**** Records for the task

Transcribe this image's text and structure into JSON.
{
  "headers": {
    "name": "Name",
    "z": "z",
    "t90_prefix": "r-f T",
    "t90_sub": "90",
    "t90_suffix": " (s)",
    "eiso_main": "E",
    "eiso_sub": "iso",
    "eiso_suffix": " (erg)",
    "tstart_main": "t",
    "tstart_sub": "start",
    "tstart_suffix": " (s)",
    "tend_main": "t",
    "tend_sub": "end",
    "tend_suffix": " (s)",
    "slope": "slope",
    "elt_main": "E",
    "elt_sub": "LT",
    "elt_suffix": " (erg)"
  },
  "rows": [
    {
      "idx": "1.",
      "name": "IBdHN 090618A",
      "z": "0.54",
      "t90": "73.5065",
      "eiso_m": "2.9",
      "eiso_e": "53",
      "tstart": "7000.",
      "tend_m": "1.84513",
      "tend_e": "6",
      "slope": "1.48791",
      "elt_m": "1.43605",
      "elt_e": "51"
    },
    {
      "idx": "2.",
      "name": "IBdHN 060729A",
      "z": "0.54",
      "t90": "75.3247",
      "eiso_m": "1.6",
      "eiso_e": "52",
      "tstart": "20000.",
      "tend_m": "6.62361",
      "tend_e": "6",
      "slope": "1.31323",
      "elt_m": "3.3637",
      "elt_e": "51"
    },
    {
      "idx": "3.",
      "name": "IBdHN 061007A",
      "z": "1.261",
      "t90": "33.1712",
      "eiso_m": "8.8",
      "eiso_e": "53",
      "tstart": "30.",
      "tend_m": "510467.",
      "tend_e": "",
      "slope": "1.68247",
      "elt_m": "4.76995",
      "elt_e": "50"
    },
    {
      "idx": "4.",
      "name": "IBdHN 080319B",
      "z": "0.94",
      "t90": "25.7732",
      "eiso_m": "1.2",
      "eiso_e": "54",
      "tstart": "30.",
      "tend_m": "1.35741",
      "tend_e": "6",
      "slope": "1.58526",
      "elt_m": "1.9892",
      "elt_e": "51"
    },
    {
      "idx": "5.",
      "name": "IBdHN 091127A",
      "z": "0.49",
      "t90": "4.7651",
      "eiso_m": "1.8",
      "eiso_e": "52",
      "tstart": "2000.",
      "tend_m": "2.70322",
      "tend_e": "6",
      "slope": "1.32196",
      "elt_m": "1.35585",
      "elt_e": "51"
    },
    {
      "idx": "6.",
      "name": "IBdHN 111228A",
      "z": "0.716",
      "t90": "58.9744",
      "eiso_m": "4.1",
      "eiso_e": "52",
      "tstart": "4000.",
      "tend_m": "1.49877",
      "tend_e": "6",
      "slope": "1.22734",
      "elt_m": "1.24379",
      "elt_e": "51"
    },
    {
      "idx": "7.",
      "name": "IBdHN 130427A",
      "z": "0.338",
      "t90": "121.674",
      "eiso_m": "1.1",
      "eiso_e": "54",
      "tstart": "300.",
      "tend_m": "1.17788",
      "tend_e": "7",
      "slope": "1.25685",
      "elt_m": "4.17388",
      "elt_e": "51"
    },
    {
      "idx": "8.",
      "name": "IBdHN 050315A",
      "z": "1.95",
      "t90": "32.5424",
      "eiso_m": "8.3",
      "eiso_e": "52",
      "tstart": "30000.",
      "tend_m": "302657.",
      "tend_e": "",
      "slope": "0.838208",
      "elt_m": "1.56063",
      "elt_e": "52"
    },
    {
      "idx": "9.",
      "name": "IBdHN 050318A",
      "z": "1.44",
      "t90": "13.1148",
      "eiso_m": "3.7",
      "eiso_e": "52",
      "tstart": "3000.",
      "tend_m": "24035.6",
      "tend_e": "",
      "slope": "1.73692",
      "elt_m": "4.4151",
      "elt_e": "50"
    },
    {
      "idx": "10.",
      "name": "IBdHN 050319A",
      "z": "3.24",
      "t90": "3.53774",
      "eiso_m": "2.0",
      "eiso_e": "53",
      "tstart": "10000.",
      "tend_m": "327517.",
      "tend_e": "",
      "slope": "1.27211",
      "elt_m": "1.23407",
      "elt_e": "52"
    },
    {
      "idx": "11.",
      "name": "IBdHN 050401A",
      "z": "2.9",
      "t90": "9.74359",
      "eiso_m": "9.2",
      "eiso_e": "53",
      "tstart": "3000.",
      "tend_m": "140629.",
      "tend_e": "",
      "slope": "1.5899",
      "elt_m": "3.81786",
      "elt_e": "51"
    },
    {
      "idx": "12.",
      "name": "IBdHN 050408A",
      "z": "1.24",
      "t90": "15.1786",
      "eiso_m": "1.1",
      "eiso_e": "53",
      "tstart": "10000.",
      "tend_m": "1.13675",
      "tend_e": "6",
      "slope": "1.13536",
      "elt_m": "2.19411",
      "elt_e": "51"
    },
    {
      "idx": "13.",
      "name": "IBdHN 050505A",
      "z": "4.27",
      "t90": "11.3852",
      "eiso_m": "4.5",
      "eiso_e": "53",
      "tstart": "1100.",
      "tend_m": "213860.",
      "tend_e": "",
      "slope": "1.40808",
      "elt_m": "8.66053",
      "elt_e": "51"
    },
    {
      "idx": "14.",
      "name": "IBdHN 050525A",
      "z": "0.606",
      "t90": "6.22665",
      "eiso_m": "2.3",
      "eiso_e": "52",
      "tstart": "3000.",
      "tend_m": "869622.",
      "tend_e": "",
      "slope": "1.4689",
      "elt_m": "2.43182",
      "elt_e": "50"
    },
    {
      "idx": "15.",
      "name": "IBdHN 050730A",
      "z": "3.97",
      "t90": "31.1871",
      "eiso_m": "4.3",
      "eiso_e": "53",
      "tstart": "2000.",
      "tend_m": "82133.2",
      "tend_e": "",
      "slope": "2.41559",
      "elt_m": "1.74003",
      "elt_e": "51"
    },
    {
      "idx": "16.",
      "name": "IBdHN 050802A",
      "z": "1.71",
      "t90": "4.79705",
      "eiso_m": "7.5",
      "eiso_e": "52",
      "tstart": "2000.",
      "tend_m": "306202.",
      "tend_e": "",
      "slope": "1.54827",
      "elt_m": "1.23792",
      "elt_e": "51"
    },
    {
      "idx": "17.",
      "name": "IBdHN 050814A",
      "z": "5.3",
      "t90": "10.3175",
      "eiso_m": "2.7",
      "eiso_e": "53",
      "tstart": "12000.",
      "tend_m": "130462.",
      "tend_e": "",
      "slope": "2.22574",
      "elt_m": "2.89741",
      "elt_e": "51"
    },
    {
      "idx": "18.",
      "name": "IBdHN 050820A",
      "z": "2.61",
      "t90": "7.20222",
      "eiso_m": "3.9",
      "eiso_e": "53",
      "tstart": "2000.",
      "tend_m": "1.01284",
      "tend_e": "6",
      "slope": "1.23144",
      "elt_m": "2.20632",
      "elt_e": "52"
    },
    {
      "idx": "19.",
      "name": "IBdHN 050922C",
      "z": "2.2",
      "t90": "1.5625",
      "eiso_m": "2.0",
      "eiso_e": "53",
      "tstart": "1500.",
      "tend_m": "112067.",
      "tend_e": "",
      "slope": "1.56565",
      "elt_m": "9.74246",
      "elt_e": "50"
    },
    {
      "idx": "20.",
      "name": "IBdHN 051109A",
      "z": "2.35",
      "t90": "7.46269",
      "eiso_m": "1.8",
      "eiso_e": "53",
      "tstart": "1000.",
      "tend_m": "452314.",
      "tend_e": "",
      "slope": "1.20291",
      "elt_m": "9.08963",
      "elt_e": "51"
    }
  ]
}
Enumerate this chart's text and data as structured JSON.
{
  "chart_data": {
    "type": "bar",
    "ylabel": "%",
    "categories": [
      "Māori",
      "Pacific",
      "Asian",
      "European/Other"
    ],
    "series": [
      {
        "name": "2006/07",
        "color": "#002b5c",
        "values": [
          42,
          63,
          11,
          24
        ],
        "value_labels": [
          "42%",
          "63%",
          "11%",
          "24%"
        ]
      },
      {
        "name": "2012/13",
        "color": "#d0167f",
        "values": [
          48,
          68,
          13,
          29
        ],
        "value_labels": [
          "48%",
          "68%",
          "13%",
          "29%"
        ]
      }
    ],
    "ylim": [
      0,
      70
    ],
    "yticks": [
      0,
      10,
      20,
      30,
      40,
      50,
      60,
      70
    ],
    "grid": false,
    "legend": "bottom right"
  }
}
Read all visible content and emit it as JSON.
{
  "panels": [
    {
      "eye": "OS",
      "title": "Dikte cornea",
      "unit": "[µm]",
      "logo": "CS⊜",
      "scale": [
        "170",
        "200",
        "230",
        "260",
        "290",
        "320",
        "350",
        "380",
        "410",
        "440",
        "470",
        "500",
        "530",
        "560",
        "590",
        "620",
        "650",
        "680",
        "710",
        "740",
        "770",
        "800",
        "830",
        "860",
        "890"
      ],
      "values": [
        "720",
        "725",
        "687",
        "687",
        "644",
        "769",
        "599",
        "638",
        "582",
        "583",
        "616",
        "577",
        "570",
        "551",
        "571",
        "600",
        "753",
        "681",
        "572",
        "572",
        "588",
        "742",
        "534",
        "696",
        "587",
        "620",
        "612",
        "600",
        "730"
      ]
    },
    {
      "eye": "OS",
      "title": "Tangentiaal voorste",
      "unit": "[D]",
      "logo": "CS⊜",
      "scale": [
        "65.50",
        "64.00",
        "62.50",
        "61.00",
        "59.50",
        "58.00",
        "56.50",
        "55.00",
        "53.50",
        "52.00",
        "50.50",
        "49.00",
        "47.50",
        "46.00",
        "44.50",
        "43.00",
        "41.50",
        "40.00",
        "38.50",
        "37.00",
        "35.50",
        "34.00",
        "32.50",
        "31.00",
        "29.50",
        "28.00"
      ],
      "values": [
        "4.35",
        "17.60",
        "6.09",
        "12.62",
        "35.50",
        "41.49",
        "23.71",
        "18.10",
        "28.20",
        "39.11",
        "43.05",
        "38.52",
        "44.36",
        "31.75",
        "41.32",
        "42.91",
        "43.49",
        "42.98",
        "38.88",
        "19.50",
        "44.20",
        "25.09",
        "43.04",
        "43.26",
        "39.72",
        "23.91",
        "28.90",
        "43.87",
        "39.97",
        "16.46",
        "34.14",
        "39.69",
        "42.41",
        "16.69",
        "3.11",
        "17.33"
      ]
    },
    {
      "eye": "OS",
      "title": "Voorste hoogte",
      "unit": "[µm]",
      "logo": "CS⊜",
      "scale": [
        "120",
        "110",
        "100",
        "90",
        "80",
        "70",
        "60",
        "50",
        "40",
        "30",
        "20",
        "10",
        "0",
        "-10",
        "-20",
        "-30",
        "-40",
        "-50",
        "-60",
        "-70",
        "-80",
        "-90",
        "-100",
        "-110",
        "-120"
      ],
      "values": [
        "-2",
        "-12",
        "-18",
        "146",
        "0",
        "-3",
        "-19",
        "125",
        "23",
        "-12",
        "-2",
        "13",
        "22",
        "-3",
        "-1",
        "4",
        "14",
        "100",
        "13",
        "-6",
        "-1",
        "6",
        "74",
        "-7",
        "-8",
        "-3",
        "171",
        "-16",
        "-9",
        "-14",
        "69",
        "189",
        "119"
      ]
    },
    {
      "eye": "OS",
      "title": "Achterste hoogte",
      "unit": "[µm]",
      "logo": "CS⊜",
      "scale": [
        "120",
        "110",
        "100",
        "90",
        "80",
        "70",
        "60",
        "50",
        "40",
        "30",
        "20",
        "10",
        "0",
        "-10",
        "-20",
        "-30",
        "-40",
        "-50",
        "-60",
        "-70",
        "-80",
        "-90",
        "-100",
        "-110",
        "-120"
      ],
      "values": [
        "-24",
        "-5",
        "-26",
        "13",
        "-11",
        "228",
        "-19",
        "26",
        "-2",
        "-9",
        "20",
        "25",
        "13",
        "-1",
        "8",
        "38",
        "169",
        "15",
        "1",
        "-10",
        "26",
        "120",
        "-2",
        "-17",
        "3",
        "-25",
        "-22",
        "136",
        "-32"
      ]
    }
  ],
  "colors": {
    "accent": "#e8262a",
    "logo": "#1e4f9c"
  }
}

********

Exercise description
Look through the material and say how many lines hold "hoogte". Give the number only.

Answer to this task
2